* START Record excerpts *

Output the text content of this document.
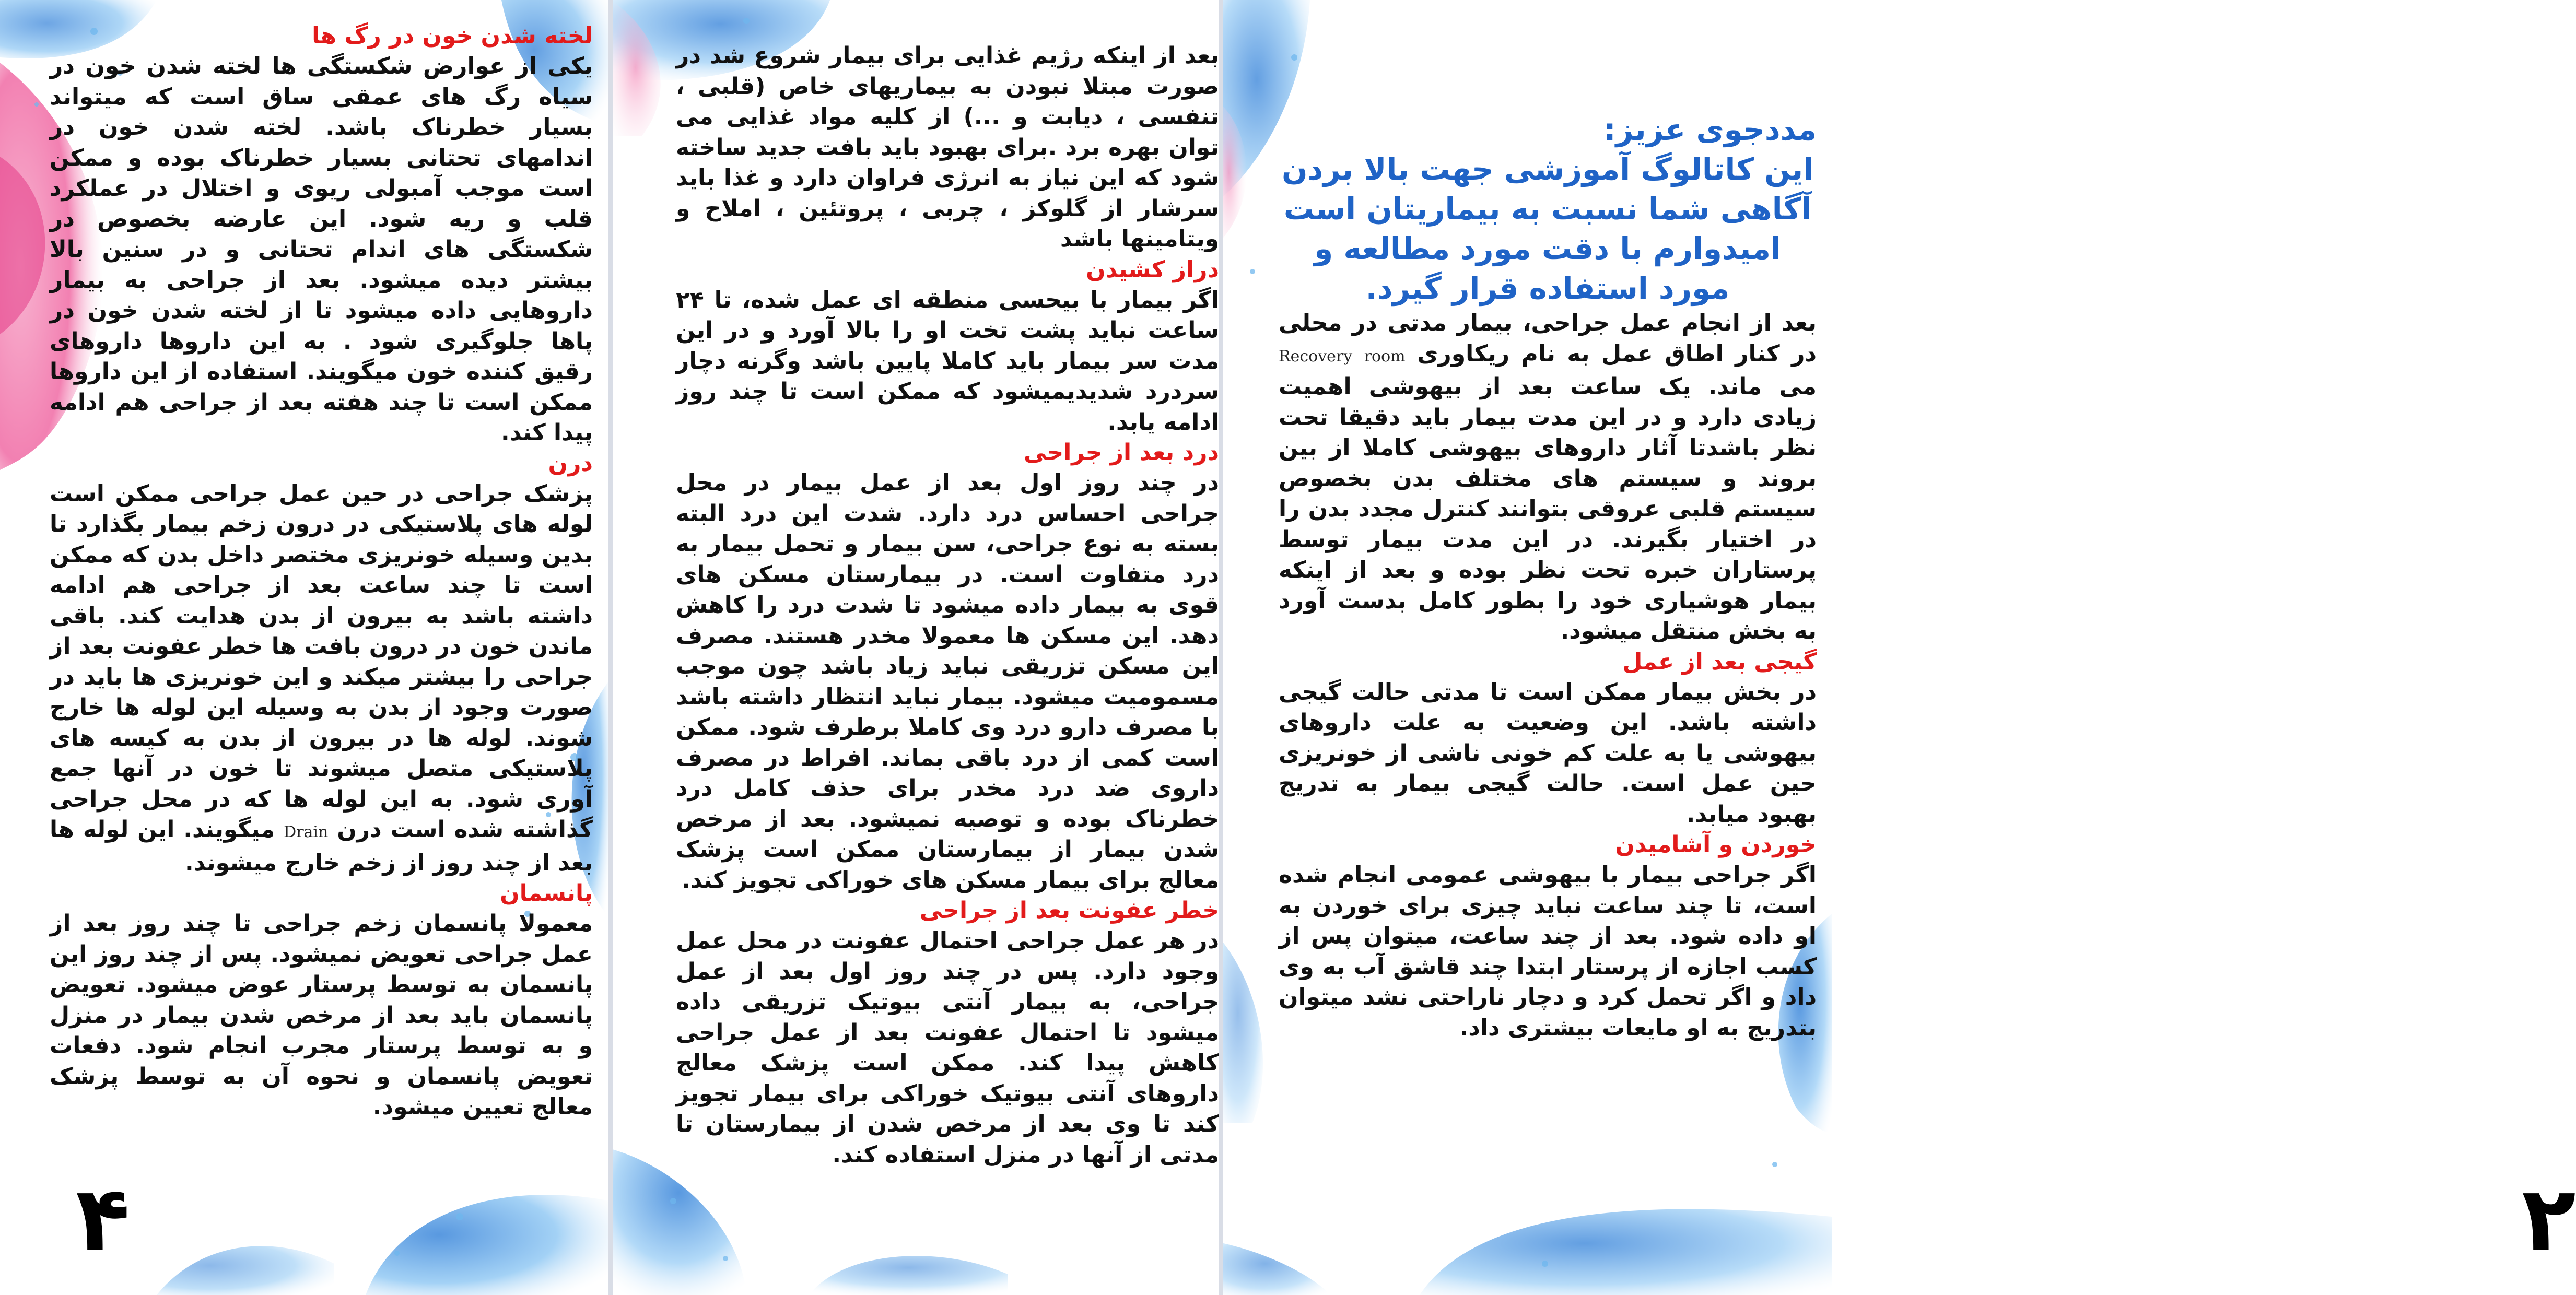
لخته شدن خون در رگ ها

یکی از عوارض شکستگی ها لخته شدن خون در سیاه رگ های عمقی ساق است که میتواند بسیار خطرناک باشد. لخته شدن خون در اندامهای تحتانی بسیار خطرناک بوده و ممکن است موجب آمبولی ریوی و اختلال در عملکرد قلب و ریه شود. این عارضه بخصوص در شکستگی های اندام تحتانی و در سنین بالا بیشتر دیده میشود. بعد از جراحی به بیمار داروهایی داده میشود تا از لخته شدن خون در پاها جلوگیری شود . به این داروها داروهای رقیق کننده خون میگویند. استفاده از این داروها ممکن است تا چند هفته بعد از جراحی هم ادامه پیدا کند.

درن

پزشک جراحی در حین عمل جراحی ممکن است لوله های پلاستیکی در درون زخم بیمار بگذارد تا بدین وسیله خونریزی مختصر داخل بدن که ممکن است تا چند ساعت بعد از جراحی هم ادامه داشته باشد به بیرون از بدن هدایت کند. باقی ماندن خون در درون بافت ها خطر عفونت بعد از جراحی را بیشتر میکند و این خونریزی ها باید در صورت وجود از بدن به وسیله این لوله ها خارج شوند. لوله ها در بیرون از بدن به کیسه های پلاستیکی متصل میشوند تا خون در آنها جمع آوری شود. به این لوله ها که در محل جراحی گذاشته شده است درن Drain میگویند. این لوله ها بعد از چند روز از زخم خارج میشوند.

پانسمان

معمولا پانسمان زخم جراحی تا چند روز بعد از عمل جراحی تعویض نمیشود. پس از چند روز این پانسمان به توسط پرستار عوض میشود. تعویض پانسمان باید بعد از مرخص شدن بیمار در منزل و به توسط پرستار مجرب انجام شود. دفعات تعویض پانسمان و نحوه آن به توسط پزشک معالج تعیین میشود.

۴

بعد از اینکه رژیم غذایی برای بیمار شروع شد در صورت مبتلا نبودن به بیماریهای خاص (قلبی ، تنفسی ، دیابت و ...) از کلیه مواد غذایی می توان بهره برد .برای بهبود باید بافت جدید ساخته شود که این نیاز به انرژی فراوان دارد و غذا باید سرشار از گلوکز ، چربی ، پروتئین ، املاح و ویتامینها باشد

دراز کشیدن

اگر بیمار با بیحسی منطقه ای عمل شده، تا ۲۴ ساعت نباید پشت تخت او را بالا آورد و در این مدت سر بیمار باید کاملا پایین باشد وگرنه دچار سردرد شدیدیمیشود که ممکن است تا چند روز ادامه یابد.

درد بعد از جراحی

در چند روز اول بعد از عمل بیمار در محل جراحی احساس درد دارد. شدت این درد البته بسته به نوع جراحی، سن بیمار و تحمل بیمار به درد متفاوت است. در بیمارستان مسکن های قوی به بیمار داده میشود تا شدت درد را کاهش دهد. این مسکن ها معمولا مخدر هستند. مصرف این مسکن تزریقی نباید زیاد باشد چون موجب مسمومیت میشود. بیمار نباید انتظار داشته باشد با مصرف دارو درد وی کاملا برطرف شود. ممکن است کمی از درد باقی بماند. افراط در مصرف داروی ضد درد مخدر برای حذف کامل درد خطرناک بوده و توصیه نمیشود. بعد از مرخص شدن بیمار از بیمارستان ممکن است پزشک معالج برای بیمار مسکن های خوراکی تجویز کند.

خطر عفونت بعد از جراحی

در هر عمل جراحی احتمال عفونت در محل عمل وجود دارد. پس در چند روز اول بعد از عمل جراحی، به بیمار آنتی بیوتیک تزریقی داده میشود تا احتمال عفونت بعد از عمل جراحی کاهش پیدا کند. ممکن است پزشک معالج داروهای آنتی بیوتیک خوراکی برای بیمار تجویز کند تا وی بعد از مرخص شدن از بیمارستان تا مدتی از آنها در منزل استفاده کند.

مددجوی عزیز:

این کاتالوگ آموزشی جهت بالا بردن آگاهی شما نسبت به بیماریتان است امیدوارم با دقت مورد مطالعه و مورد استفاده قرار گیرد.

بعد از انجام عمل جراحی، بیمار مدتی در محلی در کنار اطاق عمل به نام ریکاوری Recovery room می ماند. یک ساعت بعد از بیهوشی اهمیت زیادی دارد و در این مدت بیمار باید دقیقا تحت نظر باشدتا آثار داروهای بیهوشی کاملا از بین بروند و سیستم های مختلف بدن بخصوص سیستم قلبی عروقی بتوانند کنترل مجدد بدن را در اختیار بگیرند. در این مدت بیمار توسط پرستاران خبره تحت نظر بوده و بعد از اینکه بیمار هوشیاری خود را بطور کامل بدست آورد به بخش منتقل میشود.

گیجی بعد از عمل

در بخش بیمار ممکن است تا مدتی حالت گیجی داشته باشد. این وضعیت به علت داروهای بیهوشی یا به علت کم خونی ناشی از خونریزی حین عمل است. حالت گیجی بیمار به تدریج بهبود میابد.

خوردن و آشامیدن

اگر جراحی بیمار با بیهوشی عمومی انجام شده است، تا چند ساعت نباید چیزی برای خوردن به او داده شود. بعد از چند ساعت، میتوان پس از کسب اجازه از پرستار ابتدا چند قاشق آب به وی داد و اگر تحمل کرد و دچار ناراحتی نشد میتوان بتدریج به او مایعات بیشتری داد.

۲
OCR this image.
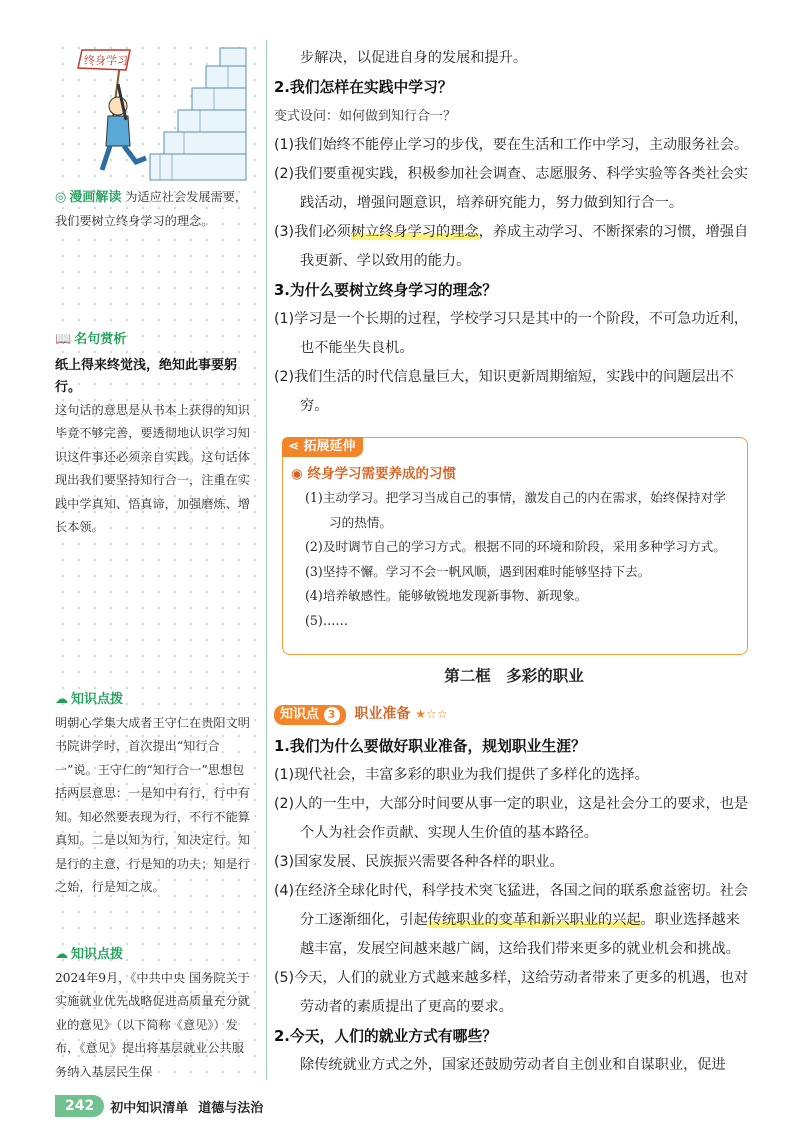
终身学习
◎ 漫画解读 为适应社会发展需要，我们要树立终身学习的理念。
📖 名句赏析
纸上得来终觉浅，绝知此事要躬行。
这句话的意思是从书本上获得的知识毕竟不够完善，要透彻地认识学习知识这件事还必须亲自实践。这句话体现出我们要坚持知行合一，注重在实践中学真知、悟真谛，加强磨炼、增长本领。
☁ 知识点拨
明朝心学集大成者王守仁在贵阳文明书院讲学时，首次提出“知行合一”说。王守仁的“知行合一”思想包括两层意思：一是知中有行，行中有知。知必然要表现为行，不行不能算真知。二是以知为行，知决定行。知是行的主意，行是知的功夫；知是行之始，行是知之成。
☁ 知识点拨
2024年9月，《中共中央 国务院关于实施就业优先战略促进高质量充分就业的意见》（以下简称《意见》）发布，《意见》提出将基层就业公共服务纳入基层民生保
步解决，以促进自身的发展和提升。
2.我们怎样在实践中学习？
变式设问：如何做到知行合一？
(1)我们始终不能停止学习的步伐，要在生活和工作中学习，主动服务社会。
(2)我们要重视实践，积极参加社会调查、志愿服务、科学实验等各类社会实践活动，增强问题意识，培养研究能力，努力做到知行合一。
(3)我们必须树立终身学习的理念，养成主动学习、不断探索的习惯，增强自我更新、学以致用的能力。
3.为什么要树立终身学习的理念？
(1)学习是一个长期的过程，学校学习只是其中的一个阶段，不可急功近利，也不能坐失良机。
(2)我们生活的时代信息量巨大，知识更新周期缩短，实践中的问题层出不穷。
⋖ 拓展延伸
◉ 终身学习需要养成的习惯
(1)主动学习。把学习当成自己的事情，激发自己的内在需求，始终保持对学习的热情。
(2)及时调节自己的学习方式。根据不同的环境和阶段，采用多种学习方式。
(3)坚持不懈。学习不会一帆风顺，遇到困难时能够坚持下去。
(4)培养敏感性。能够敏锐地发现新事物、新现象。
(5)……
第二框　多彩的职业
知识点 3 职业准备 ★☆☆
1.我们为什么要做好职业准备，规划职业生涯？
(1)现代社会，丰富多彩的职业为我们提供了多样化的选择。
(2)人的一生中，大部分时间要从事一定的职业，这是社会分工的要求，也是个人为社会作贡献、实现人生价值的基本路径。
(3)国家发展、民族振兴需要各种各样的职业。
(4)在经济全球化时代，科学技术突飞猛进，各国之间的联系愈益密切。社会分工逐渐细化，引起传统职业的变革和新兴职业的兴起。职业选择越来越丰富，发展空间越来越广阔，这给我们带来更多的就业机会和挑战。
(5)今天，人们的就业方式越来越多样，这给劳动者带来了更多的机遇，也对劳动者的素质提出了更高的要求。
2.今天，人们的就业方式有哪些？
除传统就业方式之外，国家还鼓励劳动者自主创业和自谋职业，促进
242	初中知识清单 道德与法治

* END Record excerpts *

## Short task:
Find the string "پانسمان" in the records, then copy each line where it occurs.

## Expected output:
پانسمان
معمولا پانسمان زخم جراحی تا چند روز بعد از عمل جراحی تعویض نمیشود. پس از چند روز این پانسمان به توسط پرستار عوض میشود. تعویض پانسمان باید بعد از مرخص شدن بیمار در منزل و به توسط پرستار مجرب انجام شود. دفعات تعویض پانسمان و نحوه آن به توسط پزشک معالج تعیین میشود.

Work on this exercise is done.